(Data excerpts)
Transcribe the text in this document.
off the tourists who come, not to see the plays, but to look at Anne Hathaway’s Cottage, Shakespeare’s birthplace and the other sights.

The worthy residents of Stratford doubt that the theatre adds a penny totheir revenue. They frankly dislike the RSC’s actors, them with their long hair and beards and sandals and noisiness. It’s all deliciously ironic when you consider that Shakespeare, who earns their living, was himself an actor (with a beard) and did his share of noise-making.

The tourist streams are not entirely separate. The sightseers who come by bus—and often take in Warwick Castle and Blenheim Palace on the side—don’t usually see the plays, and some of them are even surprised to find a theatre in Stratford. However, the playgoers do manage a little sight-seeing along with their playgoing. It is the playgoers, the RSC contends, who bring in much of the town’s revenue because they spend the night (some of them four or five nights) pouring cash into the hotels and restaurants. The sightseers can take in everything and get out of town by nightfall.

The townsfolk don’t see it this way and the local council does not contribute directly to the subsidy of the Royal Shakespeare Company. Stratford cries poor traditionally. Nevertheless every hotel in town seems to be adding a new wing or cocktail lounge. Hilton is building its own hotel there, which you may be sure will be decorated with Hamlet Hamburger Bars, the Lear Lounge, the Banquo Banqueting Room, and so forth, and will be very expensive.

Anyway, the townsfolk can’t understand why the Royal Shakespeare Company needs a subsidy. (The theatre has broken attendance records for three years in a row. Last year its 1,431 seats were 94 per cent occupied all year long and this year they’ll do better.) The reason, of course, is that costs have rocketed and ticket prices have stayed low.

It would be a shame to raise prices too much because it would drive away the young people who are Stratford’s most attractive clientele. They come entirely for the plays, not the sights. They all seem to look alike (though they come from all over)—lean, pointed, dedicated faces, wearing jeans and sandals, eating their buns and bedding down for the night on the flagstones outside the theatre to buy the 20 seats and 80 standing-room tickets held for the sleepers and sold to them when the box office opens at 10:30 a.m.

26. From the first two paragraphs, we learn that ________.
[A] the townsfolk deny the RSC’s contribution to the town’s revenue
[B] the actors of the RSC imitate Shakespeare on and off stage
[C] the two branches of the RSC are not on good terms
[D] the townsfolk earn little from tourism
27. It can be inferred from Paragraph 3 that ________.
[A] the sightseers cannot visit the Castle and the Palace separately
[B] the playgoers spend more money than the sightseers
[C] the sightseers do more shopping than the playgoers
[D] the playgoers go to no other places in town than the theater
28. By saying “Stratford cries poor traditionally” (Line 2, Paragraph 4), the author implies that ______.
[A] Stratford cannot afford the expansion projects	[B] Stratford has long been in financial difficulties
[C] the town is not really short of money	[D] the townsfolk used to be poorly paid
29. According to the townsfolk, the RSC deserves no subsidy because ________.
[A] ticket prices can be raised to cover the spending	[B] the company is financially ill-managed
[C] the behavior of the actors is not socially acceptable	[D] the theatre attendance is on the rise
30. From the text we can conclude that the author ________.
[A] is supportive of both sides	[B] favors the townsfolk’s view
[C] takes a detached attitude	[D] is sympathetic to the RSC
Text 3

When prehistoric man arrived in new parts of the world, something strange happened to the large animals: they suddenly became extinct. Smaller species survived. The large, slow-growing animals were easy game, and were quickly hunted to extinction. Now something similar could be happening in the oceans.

_AIM OF THE EXERCISE:_ Extract all of the data above without altering anything.

_RESPONSE FOR THIS EXERCISE:_
Transcribe the text in this document.
off the tourists who come, not to see the plays, but to look at Anne Hathaway’s Cottage, Shakespeare’s birthplace and the other sights.

The worthy residents of Stratford doubt that the theatre adds a penny totheir revenue. They frankly dislike the RSC’s actors, them with their long hair and beards and sandals and noisiness. It’s all deliciously ironic when you consider that Shakespeare, who earns their living, was himself an actor (with a beard) and did his share of noise-making.

The tourist streams are not entirely separate. The sightseers who come by bus—and often take in Warwick Castle and Blenheim Palace on the side—don’t usually see the plays, and some of them are even surprised to find a theatre in Stratford. However, the playgoers do manage a little sight-seeing along with their playgoing. It is the playgoers, the RSC contends, who bring in much of the town’s revenue because they spend the night (some of them four or five nights) pouring cash into the hotels and restaurants. The sightseers can take in everything and get out of town by nightfall.

The townsfolk don’t see it this way and the local council does not contribute directly to the subsidy of the Royal Shakespeare Company. Stratford cries poor traditionally. Nevertheless every hotel in town seems to be adding a new wing or cocktail lounge. Hilton is building its own hotel there, which you may be sure will be decorated with Hamlet Hamburger Bars, the Lear Lounge, the Banquo Banqueting Room, and so forth, and will be very expensive.

Anyway, the townsfolk can’t understand why the Royal Shakespeare Company needs a subsidy. (The theatre has broken attendance records for three years in a row. Last year its 1,431 seats were 94 per cent occupied all year long and this year they’ll do better.) The reason, of course, is that costs have rocketed and ticket prices have stayed low.

It would be a shame to raise prices too much because it would drive away the young people who are Stratford’s most attractive clientele. They come entirely for the plays, not the sights. They all seem to look alike (though they come from all over)—lean, pointed, dedicated faces, wearing jeans and sandals, eating their buns and bedding down for the night on the flagstones outside the theatre to buy the 20 seats and 80 standing-room tickets held for the sleepers and sold to them when the box office opens at 10:30 a.m.

26. From the first two paragraphs, we learn that ________.
[A] the townsfolk deny the RSC’s contribution to the town’s revenue
[B] the actors of the RSC imitate Shakespeare on and off stage
[C] the two branches of the RSC are not on good terms
[D] the townsfolk earn little from tourism
27. It can be inferred from Paragraph 3 that ________.
[A] the sightseers cannot visit the Castle and the Palace separately
[B] the playgoers spend more money than the sightseers
[C] the sightseers do more shopping than the playgoers
[D] the playgoers go to no other places in town than the theater
28. By saying “Stratford cries poor traditionally” (Line 2, Paragraph 4), the author implies that ______.
[A] Stratford cannot afford the expansion projects	[B] Stratford has long been in financial difficulties
[C] the town is not really short of money	[D] the townsfolk used to be poorly paid
29. According to the townsfolk, the RSC deserves no subsidy because ________.
[A] ticket prices can be raised to cover the spending	[B] the company is financially ill-managed
[C] the behavior of the actors is not socially acceptable	[D] the theatre attendance is on the rise
30. From the text we can conclude that the author ________.
[A] is supportive of both sides	[B] favors the townsfolk’s view
[C] takes a detached attitude	[D] is sympathetic to the RSC
Text 3

When prehistoric man arrived in new parts of the world, something strange happened to the large animals: they suddenly became extinct. Smaller species survived. The large, slow-growing animals were easy game, and were quickly hunted to extinction. Now something similar could be happening in the oceans.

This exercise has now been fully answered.